> _Set task_: All records must be quoted exactly. Omit the pictures.

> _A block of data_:
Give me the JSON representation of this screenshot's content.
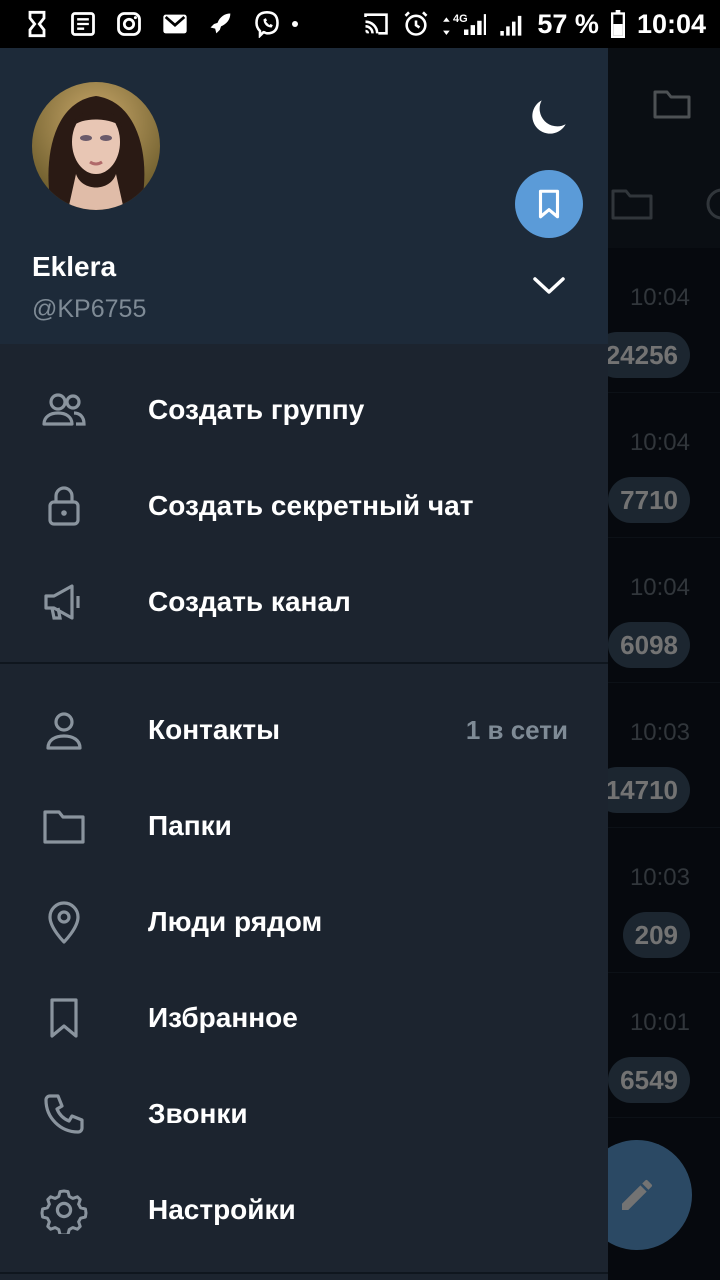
{
  "status_bar": {
    "battery": "57 %",
    "time": "10:04",
    "network": "4G"
  },
  "profile": {
    "name": "Eklera",
    "username": "@KP6755"
  },
  "menu_group_1": [
    {
      "label": "Создать группу",
      "icon": "group-icon"
    },
    {
      "label": "Создать секретный чат",
      "icon": "lock-icon"
    },
    {
      "label": "Создать канал",
      "icon": "megaphone-icon"
    }
  ],
  "menu_group_2": [
    {
      "label": "Контакты",
      "icon": "contact-icon",
      "value": "1 в сети"
    },
    {
      "label": "Папки",
      "icon": "folder-icon"
    },
    {
      "label": "Люди рядом",
      "icon": "location-pin-icon"
    },
    {
      "label": "Избранное",
      "icon": "bookmark-icon"
    },
    {
      "label": "Звонки",
      "icon": "phone-icon"
    },
    {
      "label": "Настройки",
      "icon": "gear-icon"
    }
  ],
  "background_chats": [
    {
      "time": "10:04",
      "badge": "24256"
    },
    {
      "time": "10:04",
      "badge": "7710"
    },
    {
      "time": "10:04",
      "badge": "6098"
    },
    {
      "time": "10:03",
      "badge": "14710"
    },
    {
      "time": "10:03",
      "badge": "209"
    },
    {
      "time": "10:01",
      "badge": "6549"
    }
  ],
  "colors": {
    "drawer_bg": "#1c242f",
    "header_bg": "#1d2a39",
    "accent": "#5b9bd8",
    "secondary_text": "#7f8b96"
  }
}
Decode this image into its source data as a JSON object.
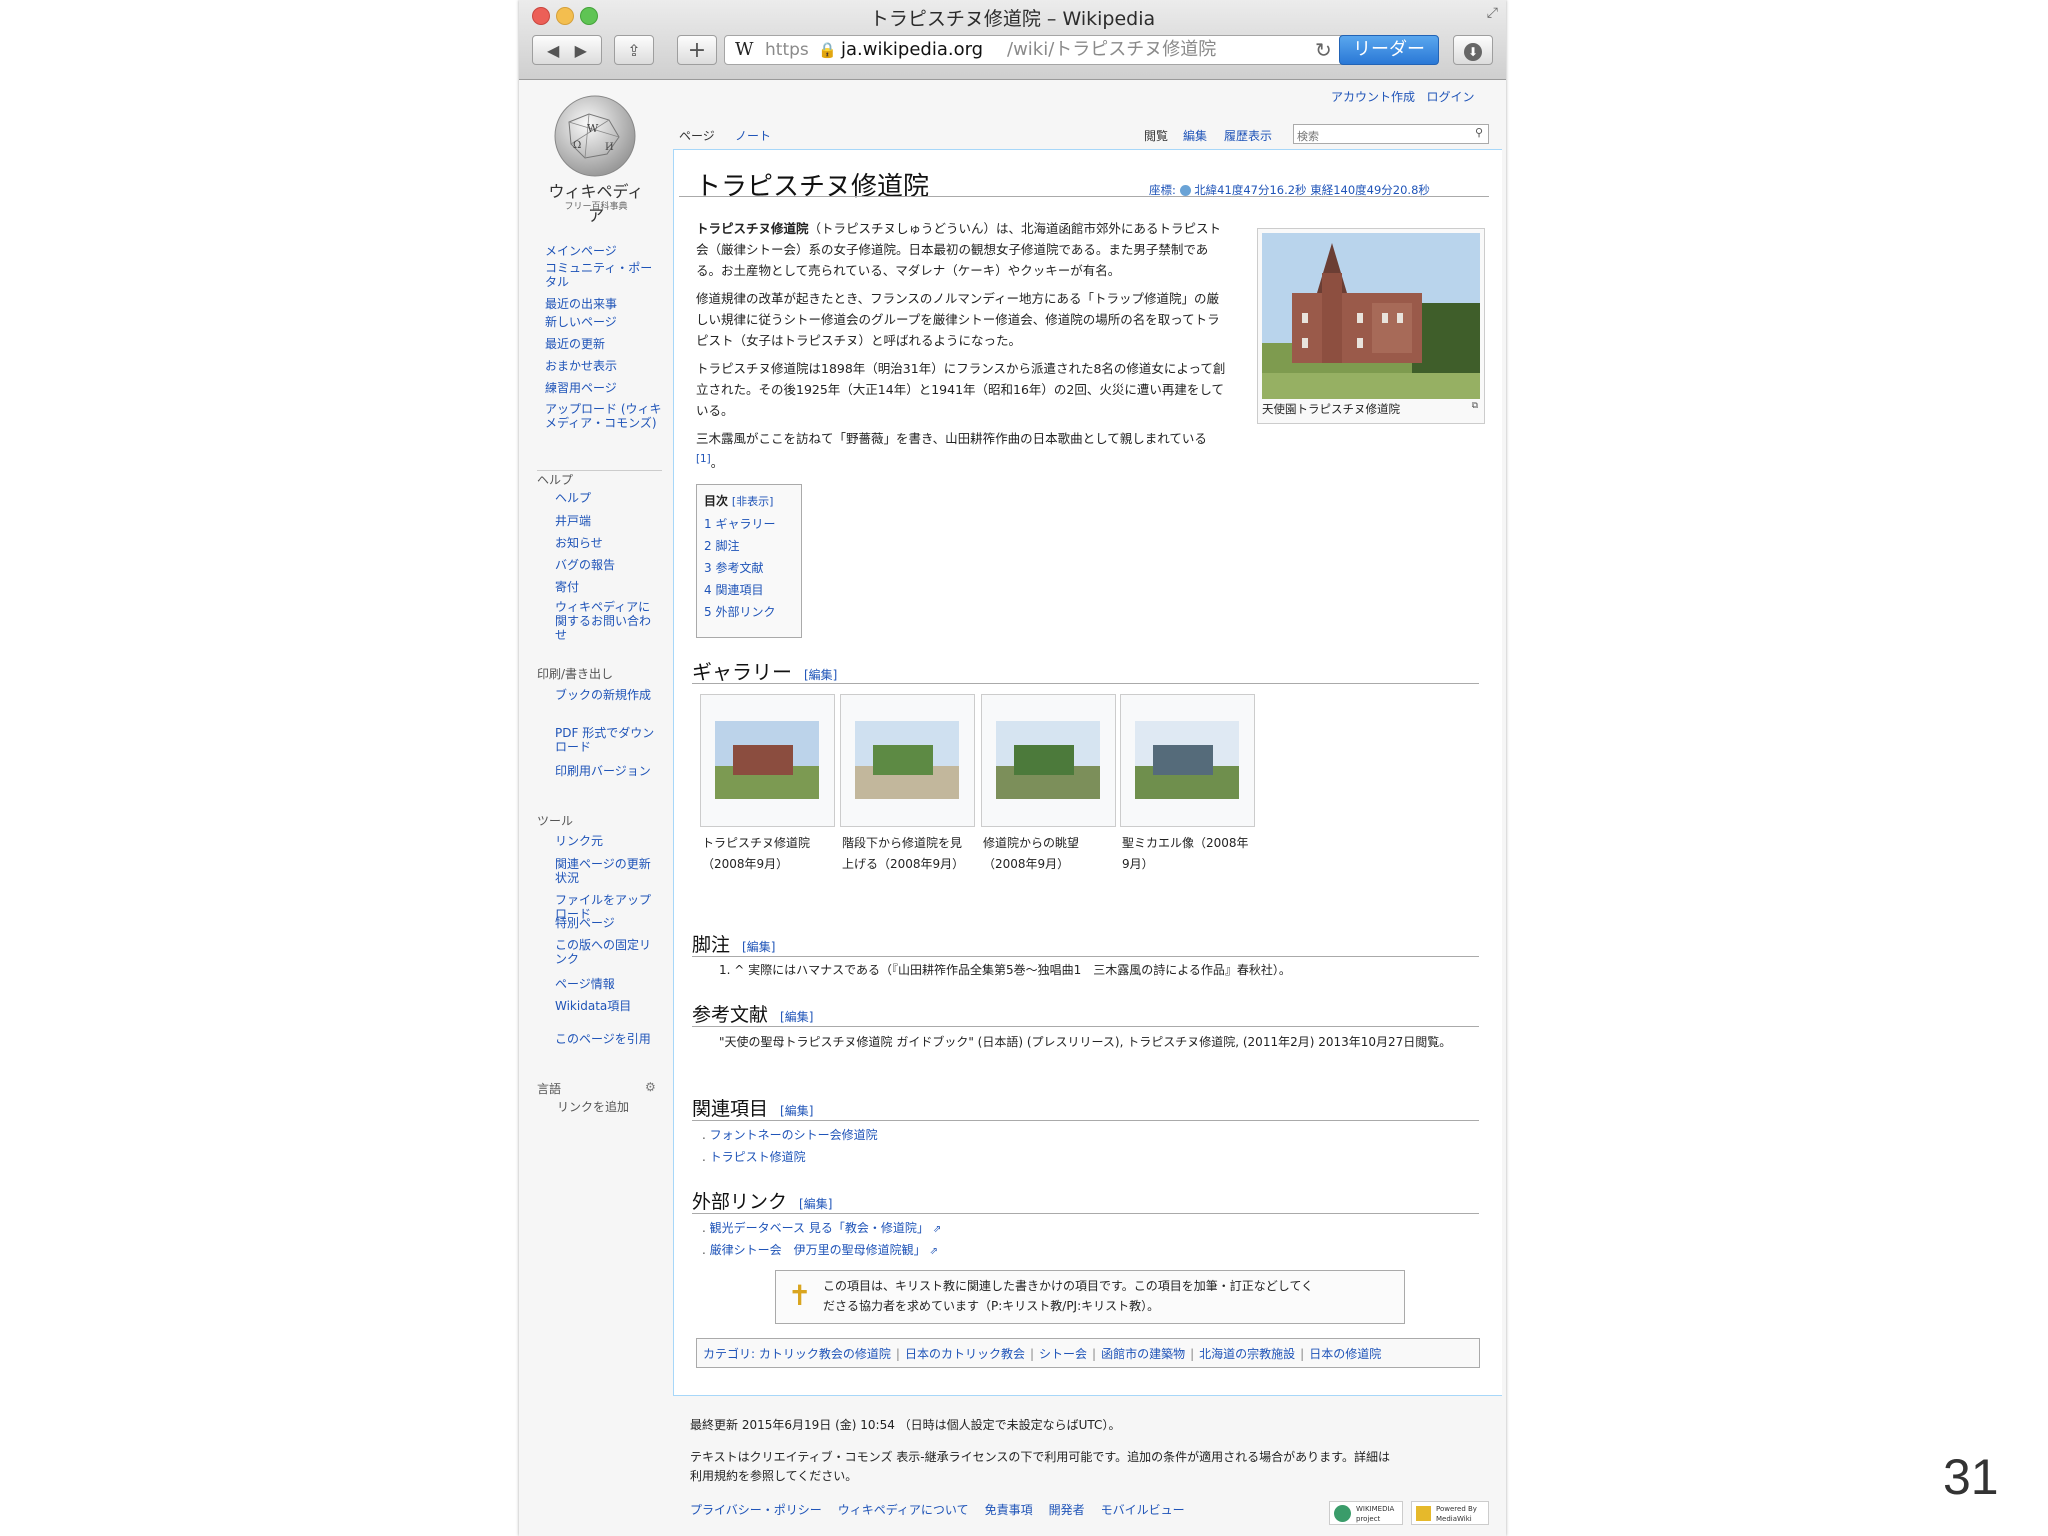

> _Task result_:
Give me the JSON representation of this screenshot's content.
{
  "status_bar": {
    "battery": "57 %",
    "time": "10:04",
    "network": "4G"
  },
  "profile": {
    "name": "Eklera",
    "username": "@KP6755"
  },
  "menu_group_1": [
    {
      "label": "Создать группу",
      "icon": "group-icon"
    },
    {
      "label": "Создать секретный чат",
      "icon": "lock-icon"
    },
    {
      "label": "Создать канал",
      "icon": "megaphone-icon"
    }
  ],
  "menu_group_2": [
    {
      "label": "Контакты",
      "icon": "contact-icon",
      "value": "1 в сети"
    },
    {
      "label": "Папки",
      "icon": "folder-icon"
    },
    {
      "label": "Люди рядом",
      "icon": "location-pin-icon"
    },
    {
      "label": "Избранное",
      "icon": "bookmark-icon"
    },
    {
      "label": "Звонки",
      "icon": "phone-icon"
    },
    {
      "label": "Настройки",
      "icon": "gear-icon"
    }
  ],
  "background_chats": [
    {
      "time": "10:04",
      "badge": "24256"
    },
    {
      "time": "10:04",
      "badge": "7710"
    },
    {
      "time": "10:04",
      "badge": "6098"
    },
    {
      "time": "10:03",
      "badge": "14710"
    },
    {
      "time": "10:03",
      "badge": "209"
    },
    {
      "time": "10:01",
      "badge": "6549"
    }
  ],
  "colors": {
    "drawer_bg": "#1c242f",
    "header_bg": "#1d2a39",
    "accent": "#5b9bd8",
    "secondary_text": "#7f8b96"
  }
}
Decode this image into its source data as a JSON object.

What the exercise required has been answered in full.